◆ **What to produce**
Repeat each entry exactly, but do not carry over the pictures.

Collected data
┌──
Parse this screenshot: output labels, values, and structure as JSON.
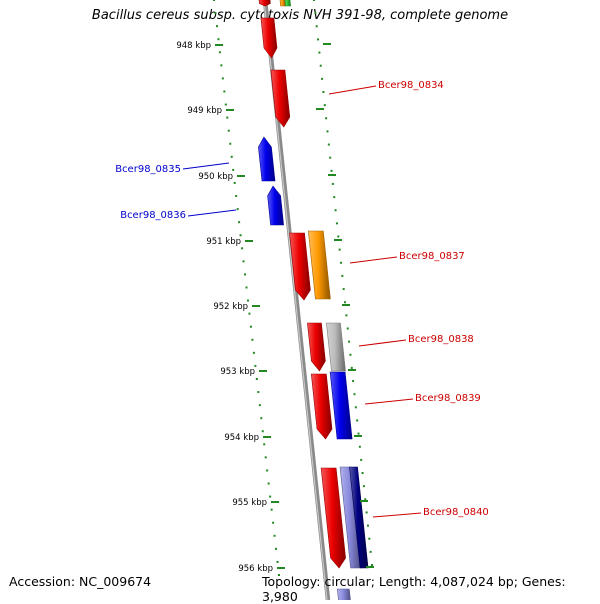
{
  "title": "Bacillus cereus subsp. cytotoxis NVH 391-98, complete genome",
  "footer": {
    "accession": "Accession: NC_009674",
    "topology": "Topology: circular; Length: 4,087,024 bp; Genes: 3,980"
  },
  "colors": {
    "red": "#ee0000",
    "blue": "#0000ee",
    "orange": "#ff9900",
    "gray": "#bbbbbb",
    "navy": "#000080",
    "lilac": "#8888dd",
    "tick": "#228822",
    "backbone": "#8a8a8a",
    "label_red": "#cc0000",
    "label_blue": "#0000cc"
  },
  "ticks": [
    {
      "label": "948 kbp"
    },
    {
      "label": "949 kbp"
    },
    {
      "label": "950 kbp"
    },
    {
      "label": "951 kbp"
    },
    {
      "label": "952 kbp"
    },
    {
      "label": "953 kbp"
    },
    {
      "label": "954 kbp"
    },
    {
      "label": "955 kbp"
    },
    {
      "label": "956 kbp"
    }
  ],
  "gene_labels": [
    {
      "name": "Bcer98_0834",
      "side": "right",
      "color": "red"
    },
    {
      "name": "Bcer98_0835",
      "side": "left",
      "color": "blue"
    },
    {
      "name": "Bcer98_0836",
      "side": "left",
      "color": "blue"
    },
    {
      "name": "Bcer98_0837",
      "side": "right",
      "color": "red"
    },
    {
      "name": "Bcer98_0838",
      "side": "right",
      "color": "red"
    },
    {
      "name": "Bcer98_0839",
      "side": "right",
      "color": "red"
    },
    {
      "name": "Bcer98_0840",
      "side": "right",
      "color": "red"
    }
  ]
}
└──
◆ **Result of the task**
Parse this screenshot: output labels, values, and structure as JSON.
{
  "title": "Bacillus cereus subsp. cytotoxis NVH 391-98, complete genome",
  "footer": {
    "accession": "Accession: NC_009674",
    "topology": "Topology: circular; Length: 4,087,024 bp; Genes: 3,980"
  },
  "colors": {
    "red": "#ee0000",
    "blue": "#0000ee",
    "orange": "#ff9900",
    "gray": "#bbbbbb",
    "navy": "#000080",
    "lilac": "#8888dd",
    "tick": "#228822",
    "backbone": "#8a8a8a",
    "label_red": "#cc0000",
    "label_blue": "#0000cc"
  },
  "ticks": [
    {
      "label": "948 kbp"
    },
    {
      "label": "949 kbp"
    },
    {
      "label": "950 kbp"
    },
    {
      "label": "951 kbp"
    },
    {
      "label": "952 kbp"
    },
    {
      "label": "953 kbp"
    },
    {
      "label": "954 kbp"
    },
    {
      "label": "955 kbp"
    },
    {
      "label": "956 kbp"
    }
  ],
  "gene_labels": [
    {
      "name": "Bcer98_0834",
      "side": "right",
      "color": "red"
    },
    {
      "name": "Bcer98_0835",
      "side": "left",
      "color": "blue"
    },
    {
      "name": "Bcer98_0836",
      "side": "left",
      "color": "blue"
    },
    {
      "name": "Bcer98_0837",
      "side": "right",
      "color": "red"
    },
    {
      "name": "Bcer98_0838",
      "side": "right",
      "color": "red"
    },
    {
      "name": "Bcer98_0839",
      "side": "right",
      "color": "red"
    },
    {
      "name": "Bcer98_0840",
      "side": "right",
      "color": "red"
    }
  ]
}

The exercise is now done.